*WHAT IS EXPECTED:* Extract the complete data exactly as given.

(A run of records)
# # # # #
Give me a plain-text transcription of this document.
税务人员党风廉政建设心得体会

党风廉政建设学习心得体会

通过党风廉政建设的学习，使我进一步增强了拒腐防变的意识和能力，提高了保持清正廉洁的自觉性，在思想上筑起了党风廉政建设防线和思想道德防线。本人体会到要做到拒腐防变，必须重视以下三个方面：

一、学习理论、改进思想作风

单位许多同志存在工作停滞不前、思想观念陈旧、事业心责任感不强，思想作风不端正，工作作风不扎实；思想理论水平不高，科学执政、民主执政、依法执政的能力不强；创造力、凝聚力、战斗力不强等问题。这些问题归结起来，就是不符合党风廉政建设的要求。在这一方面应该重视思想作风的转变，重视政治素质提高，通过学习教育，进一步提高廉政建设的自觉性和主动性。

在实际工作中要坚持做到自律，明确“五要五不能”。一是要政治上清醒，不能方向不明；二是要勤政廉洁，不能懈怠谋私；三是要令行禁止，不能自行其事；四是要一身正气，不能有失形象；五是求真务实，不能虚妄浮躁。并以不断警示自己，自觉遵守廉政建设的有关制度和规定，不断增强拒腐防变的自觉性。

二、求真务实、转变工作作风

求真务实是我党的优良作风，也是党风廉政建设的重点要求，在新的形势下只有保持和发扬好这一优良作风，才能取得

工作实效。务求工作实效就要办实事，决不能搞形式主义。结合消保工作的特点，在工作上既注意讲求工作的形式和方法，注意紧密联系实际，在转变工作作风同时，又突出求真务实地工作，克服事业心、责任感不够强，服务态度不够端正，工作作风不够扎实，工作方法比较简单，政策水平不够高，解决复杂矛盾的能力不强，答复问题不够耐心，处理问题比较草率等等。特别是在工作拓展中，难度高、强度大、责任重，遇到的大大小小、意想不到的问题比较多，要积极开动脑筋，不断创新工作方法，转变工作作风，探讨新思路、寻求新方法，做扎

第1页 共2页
# # # # #
*TASK RESPONSE:*
Give me a plain-text transcription of this document.
税务人员党风廉政建设心得体会

党风廉政建设学习心得体会

通过党风廉政建设的学习，使我进一步增强了拒腐防变的意识和能力，提高了保持清正廉洁的自觉性，在思想上筑起了党风廉政建设防线和思想道德防线。本人体会到要做到拒腐防变，必须重视以下三个方面：

一、学习理论、改进思想作风

单位许多同志存在工作停滞不前、思想观念陈旧、事业心责任感不强，思想作风不端正，工作作风不扎实；思想理论水平不高，科学执政、民主执政、依法执政的能力不强；创造力、凝聚力、战斗力不强等问题。这些问题归结起来，就是不符合党风廉政建设的要求。在这一方面应该重视思想作风的转变，重视政治素质提高，通过学习教育，进一步提高廉政建设的自觉性和主动性。

在实际工作中要坚持做到自律，明确“五要五不能”。一是要政治上清醒，不能方向不明；二是要勤政廉洁，不能懈怠谋私；三是要令行禁止，不能自行其事；四是要一身正气，不能有失形象；五是求真务实，不能虚妄浮躁。并以不断警示自己，自觉遵守廉政建设的有关制度和规定，不断增强拒腐防变的自觉性。

二、求真务实、转变工作作风

求真务实是我党的优良作风，也是党风廉政建设的重点要求，在新的形势下只有保持和发扬好这一优良作风，才能取得

工作实效。务求工作实效就要办实事，决不能搞形式主义。结合消保工作的特点，在工作上既注意讲求工作的形式和方法，注意紧密联系实际，在转变工作作风同时，又突出求真务实地工作，克服事业心、责任感不够强，服务态度不够端正，工作作风不够扎实，工作方法比较简单，政策水平不够高，解决复杂矛盾的能力不强，答复问题不够耐心，处理问题比较草率等等。特别是在工作拓展中，难度高、强度大、责任重，遇到的大大小小、意想不到的问题比较多，要积极开动脑筋，不断创新工作方法，转变工作作风，探讨新思路、寻求新方法，做扎

第1页 共2页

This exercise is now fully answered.